**Problem statement:** Retype the stretch of lines from the one containing "drifter-arrow-icon: >: [1012, 296, 1019, 308]" through the one containing "sst-tick-2: 26: [1143, 270, 1157, 284]", character for character.

Labeled box material
---+---

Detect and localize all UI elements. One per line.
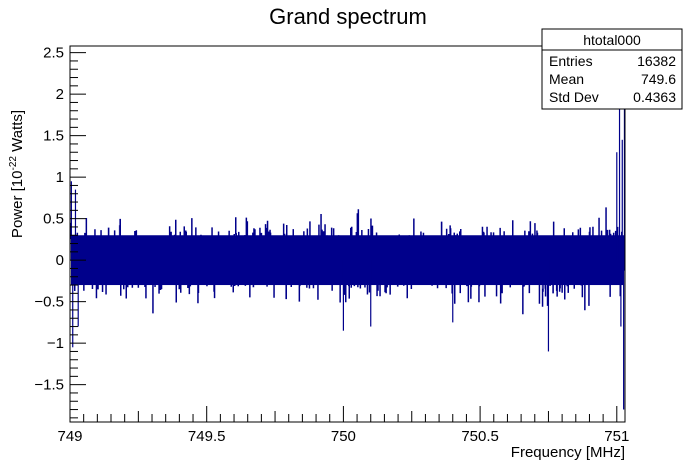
x-tick-label: 750 bbox=[331, 428, 356, 445]
stats-box-frame bbox=[541, 28, 683, 110]
stats-stddev-value: 0.4363 bbox=[633, 89, 676, 105]
plot-frame bbox=[69, 45, 626, 423]
y-axis-title-prefix: Power [10 bbox=[9, 171, 26, 239]
series-core-band bbox=[71, 235, 624, 286]
x-axis: 749 749.5 750 750.5 751 bbox=[57, 406, 629, 445]
x-tick-label: 749 bbox=[57, 428, 82, 445]
x-tick-label: 751 bbox=[604, 428, 629, 445]
y-tick-label: 1.5 bbox=[43, 128, 64, 145]
y-tick-label: −0.5 bbox=[34, 294, 64, 311]
stats-entries-label: Entries bbox=[549, 53, 593, 69]
y-tick-label: −1.5 bbox=[34, 377, 64, 394]
y-axis-title-exponent: -22 bbox=[8, 156, 19, 171]
y-axis-title: Power [10-22 Watts] bbox=[8, 110, 26, 238]
stats-box-name: htotal000 bbox=[583, 32, 641, 48]
y-tick-label: −1 bbox=[47, 335, 64, 352]
stats-box: htotal000 Entries 16382 Mean 749.6 Std D… bbox=[541, 28, 683, 110]
chart-title: Grand spectrum bbox=[269, 4, 427, 29]
stats-mean-value: 749.6 bbox=[641, 71, 676, 87]
y-axis: −1.5 −1 −0.5 0 0.5 1 1.5 2 2.5 bbox=[34, 45, 86, 419]
y-tick-label: 0 bbox=[56, 252, 64, 269]
y-tick-label: 2.5 bbox=[43, 45, 64, 62]
x-tick-label: 749.5 bbox=[188, 428, 226, 445]
y-tick-label: 2 bbox=[56, 86, 64, 103]
y-tick-label: 0.5 bbox=[43, 211, 64, 228]
y-tick-label: 1 bbox=[56, 169, 64, 186]
stats-mean-label: Mean bbox=[549, 71, 584, 87]
x-tick-label: 750.5 bbox=[461, 428, 499, 445]
stats-stddev-label: Std Dev bbox=[549, 89, 599, 105]
y-axis-title-suffix: Watts] bbox=[9, 110, 26, 156]
x-axis-title: Frequency [MHz] bbox=[511, 444, 625, 461]
stats-entries-value: 16382 bbox=[637, 53, 676, 69]
data-series bbox=[69, 60, 626, 410]
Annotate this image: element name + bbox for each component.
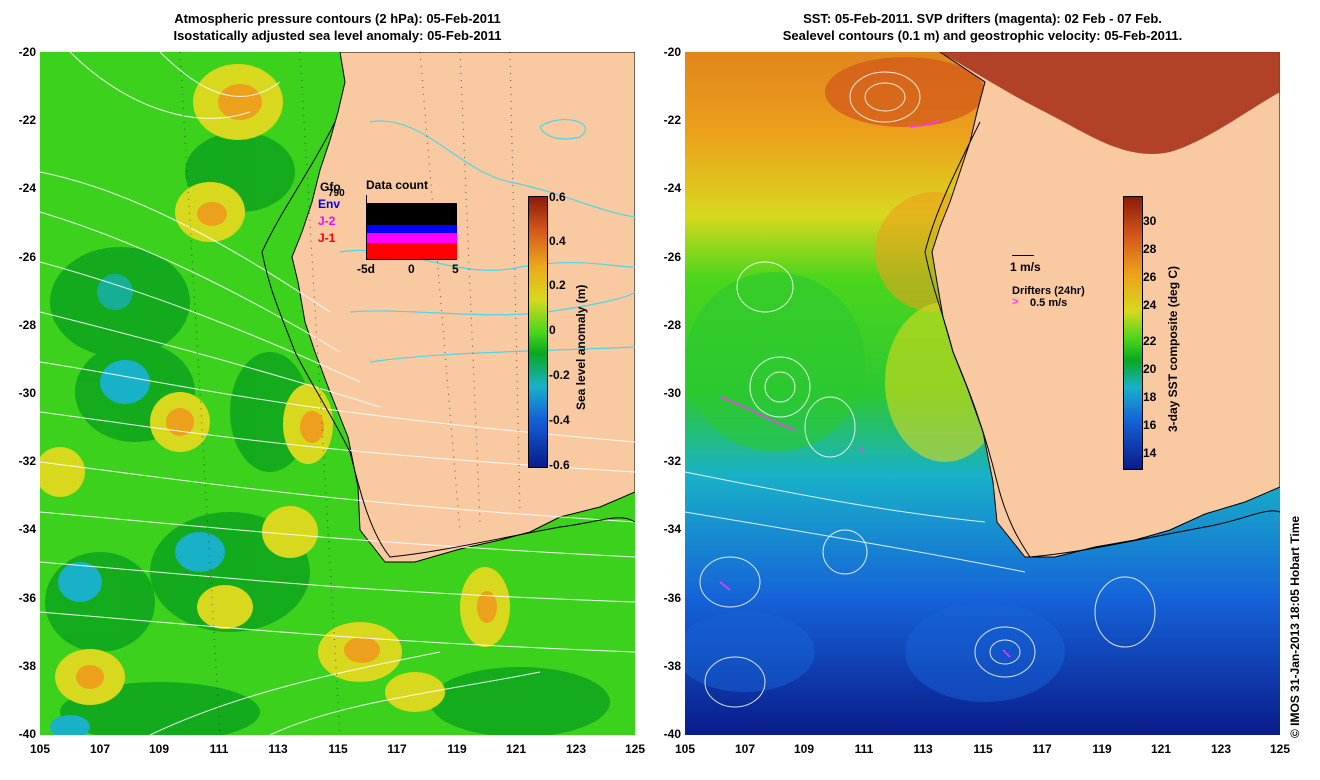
drifter-arrow-icon: >: [1012, 296, 1019, 308]
lat-label: -36: [18, 591, 36, 605]
sst-tick-1: 28: [1143, 242, 1157, 256]
left-title-line2: Isostatically adjusted sea level anomaly…: [173, 28, 502, 43]
left-title-line1: Atmospheric pressure contours (2 hPa): 0…: [174, 11, 501, 26]
lat-label: -38: [18, 659, 36, 673]
sst-map: [685, 52, 1280, 735]
lat-label: -22: [663, 113, 681, 127]
left-map-title: Atmospheric pressure contours (2 hPa): 0…: [40, 10, 635, 44]
lon-label: 113: [268, 742, 288, 756]
lat-label: -40: [663, 727, 681, 741]
lat-label: -32: [663, 454, 681, 468]
lon-label: 115: [973, 742, 993, 756]
lon-label: 105: [674, 742, 696, 756]
lat-label: -28: [18, 318, 36, 332]
lat-label: -24: [18, 181, 36, 195]
lon-label: 113: [913, 742, 933, 756]
lon-label: 125: [624, 742, 646, 756]
lat-label: -34: [18, 522, 36, 536]
lon-label: 121: [1150, 742, 1172, 756]
sst-tick-2: 26: [1143, 270, 1157, 284]
sst-tick-8: 14: [1143, 446, 1157, 460]
lat-label: -30: [18, 386, 36, 400]
lat-label: -38: [663, 659, 681, 673]
lon-label: 117: [1032, 742, 1052, 756]
lat-label: -24: [663, 181, 681, 195]
lat-label: -28: [663, 318, 681, 332]
lat-label: -40: [18, 727, 36, 741]
sst-tick-0: 30: [1143, 214, 1157, 228]
lat-label: -30: [663, 386, 681, 400]
lon-label: 121: [505, 742, 527, 756]
lat-label: -20: [18, 45, 36, 59]
right-title-line1: SST: 05-Feb-2011. SVP drifters (magenta)…: [803, 11, 1162, 26]
lon-label: 109: [148, 742, 170, 756]
lon-label: 111: [854, 742, 874, 756]
data-count-title: Data count: [366, 178, 429, 192]
mission-env-label: Env: [318, 197, 341, 211]
lon-label: 107: [734, 742, 756, 756]
drifters-scale: 0.5 m/s: [1030, 297, 1068, 309]
lat-label: -32: [18, 454, 36, 468]
sst-tick-4: 22: [1143, 334, 1157, 348]
lon-label: 119: [447, 742, 467, 756]
right-title-line2: Sealevel contours (0.1 m) and geostrophi…: [782, 28, 1183, 43]
data-count-tick-minus5: -5d: [357, 262, 375, 276]
sst-image: [685, 52, 1280, 735]
data-count-bars: [366, 195, 457, 260]
velocity-scale-label: 1 m/s: [1010, 260, 1041, 274]
lon-label: 107: [89, 742, 111, 756]
lat-label: -20: [663, 45, 681, 59]
mission-j2-label: J-2: [318, 214, 336, 228]
sst-colorbar: [1123, 196, 1143, 470]
sst-tick-7: 16: [1143, 418, 1157, 432]
sla-tick-1: 0.4: [549, 234, 566, 248]
mission-gfo-label: Gfo: [320, 180, 341, 194]
lon-label: 119: [1092, 742, 1112, 756]
sst-tick-3: 24: [1143, 298, 1157, 312]
lon-label: 117: [387, 742, 407, 756]
mission-j1-label: J-1: [318, 231, 336, 245]
sla-colorbar: [528, 196, 548, 468]
sst-colorbar-title: 3-day SST composite (deg C): [1166, 265, 1180, 432]
lat-label: -34: [663, 522, 681, 536]
sla-tick-2: 0.2: [549, 278, 566, 292]
data-count-tick-0: 0: [408, 262, 415, 276]
right-map-title: SST: 05-Feb-2011. SVP drifters (magenta)…: [685, 10, 1280, 44]
lon-label: 123: [565, 742, 587, 756]
sla-tick-5: -0.4: [549, 413, 570, 427]
lon-label: 125: [1269, 742, 1291, 756]
sla-tick-6: -0.6: [549, 458, 570, 472]
lon-label: 105: [29, 742, 51, 756]
overlap-count-label: 790: [328, 188, 345, 199]
drifters-title: Drifters (24hr): [1012, 285, 1085, 297]
sla-tick-0: 0.6: [549, 190, 566, 204]
data-count-tick-5: 5: [452, 262, 459, 276]
sla-tick-3: 0: [549, 323, 556, 337]
sla-colorbar-title: Sea level anomaly (m): [574, 284, 588, 410]
lon-label: 115: [328, 742, 348, 756]
velocity-scale-arrow: [1012, 255, 1034, 256]
lat-label: -26: [663, 250, 681, 264]
lat-label: -26: [18, 250, 36, 264]
sla-tick-4: -0.2: [549, 368, 570, 382]
lon-label: 109: [793, 742, 815, 756]
sst-tick-5: 20: [1143, 362, 1157, 376]
imos-credit: © IMOS 31-Jan-2013 18:05 Hobart Time: [1288, 515, 1302, 738]
lon-label: 123: [1210, 742, 1232, 756]
sst-tick-6: 18: [1143, 390, 1157, 404]
lon-label: 111: [209, 742, 229, 756]
lat-label: -36: [663, 591, 681, 605]
lat-label: -22: [18, 113, 36, 127]
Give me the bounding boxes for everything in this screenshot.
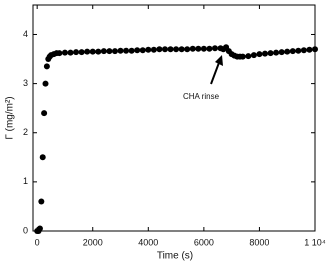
data-point	[128, 47, 135, 54]
data-point	[306, 46, 313, 53]
x-tick-label: 8000	[249, 237, 269, 247]
data-point	[273, 49, 280, 56]
data-point	[178, 46, 185, 53]
data-point	[245, 53, 252, 60]
y-tick-label: 2	[23, 127, 28, 137]
x-tick-label: 2000	[83, 237, 103, 247]
y-axis-label: Γ (mg/m²)	[5, 96, 16, 139]
data-point	[173, 46, 180, 53]
data-point	[167, 46, 174, 53]
data-point	[36, 225, 43, 232]
data-point	[56, 50, 63, 57]
data-point	[312, 46, 318, 53]
data-point	[189, 45, 196, 52]
data-point	[239, 53, 246, 60]
data-point	[95, 48, 102, 55]
y-tick-label: 1	[23, 176, 28, 186]
x-tick-label: 0	[35, 237, 40, 247]
data-point	[261, 50, 268, 57]
data-point	[150, 46, 157, 53]
data-point	[134, 47, 141, 54]
data-point	[256, 51, 263, 58]
data-point	[145, 46, 152, 53]
data-point	[111, 48, 118, 55]
annotation: CHA rinse	[183, 92, 220, 101]
data-point	[295, 47, 302, 54]
data-point	[278, 49, 285, 56]
annotation-arrowhead	[215, 55, 223, 66]
x-axis-label: Time (s)	[157, 251, 193, 262]
data-point	[123, 47, 130, 54]
data-point	[73, 49, 80, 56]
data-point	[139, 47, 146, 54]
data-point	[106, 48, 113, 55]
data-point	[89, 48, 96, 55]
data-point	[300, 47, 307, 54]
data-point	[41, 110, 48, 117]
data-point	[78, 49, 85, 56]
y-tick-label: 4	[23, 29, 28, 39]
x-tick-label: 1 10⁴	[304, 237, 326, 247]
data-point	[39, 154, 46, 161]
data-point	[200, 45, 207, 52]
data-point	[156, 46, 163, 53]
plot-frame	[32, 4, 316, 232]
data-point	[43, 63, 50, 70]
data-point	[184, 46, 191, 53]
data-point	[61, 49, 68, 56]
data-point	[38, 198, 45, 205]
data-point	[42, 80, 49, 87]
annotation-arrow	[210, 59, 221, 85]
data-point	[117, 47, 124, 54]
y-tick-label: 0	[23, 225, 28, 235]
data-point	[100, 48, 107, 55]
data-point	[195, 45, 202, 52]
x-tick-label: 4000	[138, 237, 158, 247]
data-point	[206, 45, 213, 52]
data-point	[67, 49, 74, 56]
data-point	[211, 45, 218, 52]
data-point	[267, 50, 274, 57]
data-point	[84, 48, 91, 55]
data-point	[289, 48, 296, 55]
data-point	[250, 52, 257, 59]
data-point	[161, 46, 168, 53]
y-tick-label: 3	[23, 78, 28, 88]
x-tick-label: 6000	[194, 237, 214, 247]
data-point	[284, 48, 291, 55]
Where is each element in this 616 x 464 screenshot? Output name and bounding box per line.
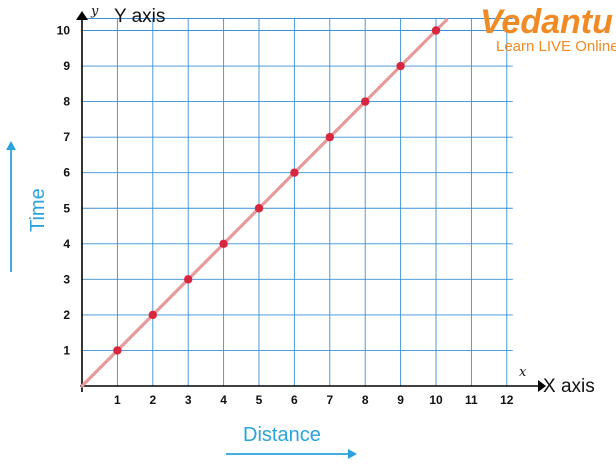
y-tick-label: 8 <box>63 95 70 109</box>
x-tick-label: 7 <box>326 393 333 407</box>
trend-line <box>80 18 449 388</box>
x-tick-label: 1 <box>114 393 121 407</box>
vedantu-logo: Vedantu Learn LIVE Online <box>480 3 616 55</box>
data-point <box>184 275 193 284</box>
time-arrowhead-icon <box>6 141 16 150</box>
logo-tagline: Learn LIVE Online <box>496 38 616 55</box>
y-variable-label: y <box>90 4 99 19</box>
data-point <box>290 168 299 177</box>
data-point <box>113 346 122 355</box>
y-tick-label: 9 <box>63 59 70 73</box>
y-tick-label: 1 <box>63 343 70 357</box>
y-axis-title: Y axis <box>114 6 165 27</box>
data-point <box>219 239 228 248</box>
x-tick-label: 9 <box>397 393 404 407</box>
x-axis-title: X axis <box>543 376 595 397</box>
x-tick-label: 8 <box>362 393 369 407</box>
x-tick-label: 3 <box>185 393 192 407</box>
y-tick-label: 7 <box>63 130 70 144</box>
x-tick-label: 6 <box>291 393 298 407</box>
data-point <box>148 310 157 320</box>
x-tick-label: 2 <box>149 393 156 407</box>
x-tick-labels: 1 2 3 4 5 6 7 8 9 10 11 12 <box>114 393 514 407</box>
x-variable-label: x <box>519 365 527 380</box>
y-tick-label: 5 <box>63 201 70 215</box>
x-axis-arrowhead <box>538 380 546 392</box>
y-tick-label: 2 <box>63 308 70 322</box>
x-tick-label: 4 <box>220 393 227 407</box>
y-tick-label: 6 <box>63 166 70 180</box>
data-point <box>431 26 441 35</box>
y-tick-label: 10 <box>57 24 71 38</box>
x-tick-label: 12 <box>500 393 514 407</box>
axes <box>76 11 546 392</box>
x-tick-label: 5 <box>256 393 263 407</box>
data-series <box>80 18 449 388</box>
time-label: Time <box>27 188 49 232</box>
data-point <box>254 204 264 213</box>
data-point <box>396 61 405 71</box>
x-tick-label: 11 <box>465 393 478 407</box>
x-tick-label: 10 <box>429 393 443 407</box>
y-tick-label: 4 <box>63 237 70 251</box>
y-tick-label: 3 <box>63 272 70 286</box>
distance-arrowhead-icon <box>348 449 357 459</box>
y-axis-arrowhead <box>76 11 88 20</box>
grid-lines <box>82 18 513 386</box>
logo-wordmark: Vedantu <box>480 3 613 41</box>
distance-label: Distance <box>243 424 321 446</box>
time-indicator: Time <box>6 141 49 272</box>
y-tick-labels: 1 2 3 4 5 6 7 8 9 10 <box>57 24 71 358</box>
data-point <box>361 97 370 106</box>
data-point <box>325 132 334 142</box>
distance-indicator: Distance <box>226 424 357 459</box>
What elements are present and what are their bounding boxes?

---+---

**Response:**
drifter-arrow-icon: >: [1012, 296, 1019, 308]
lat-label: -36: [18, 591, 36, 605]
sst-tick-1: 28: [1143, 242, 1157, 256]
left-title-line2: Isostatically adjusted sea level anomaly…: [173, 28, 502, 43]
left-title-line1: Atmospheric pressure contours (2 hPa): 0…: [174, 11, 501, 26]
lat-label: -38: [18, 659, 36, 673]
sst-map: [685, 52, 1280, 735]
lat-label: -22: [663, 113, 681, 127]
left-map-title: Atmospheric pressure contours (2 hPa): 0…: [40, 10, 635, 44]
lon-label: 113: [268, 742, 288, 756]
lat-label: -40: [663, 727, 681, 741]
lat-label: -32: [663, 454, 681, 468]
lon-label: 115: [973, 742, 993, 756]
lon-label: 105: [674, 742, 696, 756]
lat-label: -28: [18, 318, 36, 332]
lat-label: -24: [18, 181, 36, 195]
lon-label: 113: [913, 742, 933, 756]
lon-label: 125: [624, 742, 646, 756]
lat-label: -34: [18, 522, 36, 536]
lon-label: 121: [1150, 742, 1172, 756]
sst-tick-2: 26: [1143, 270, 1157, 284]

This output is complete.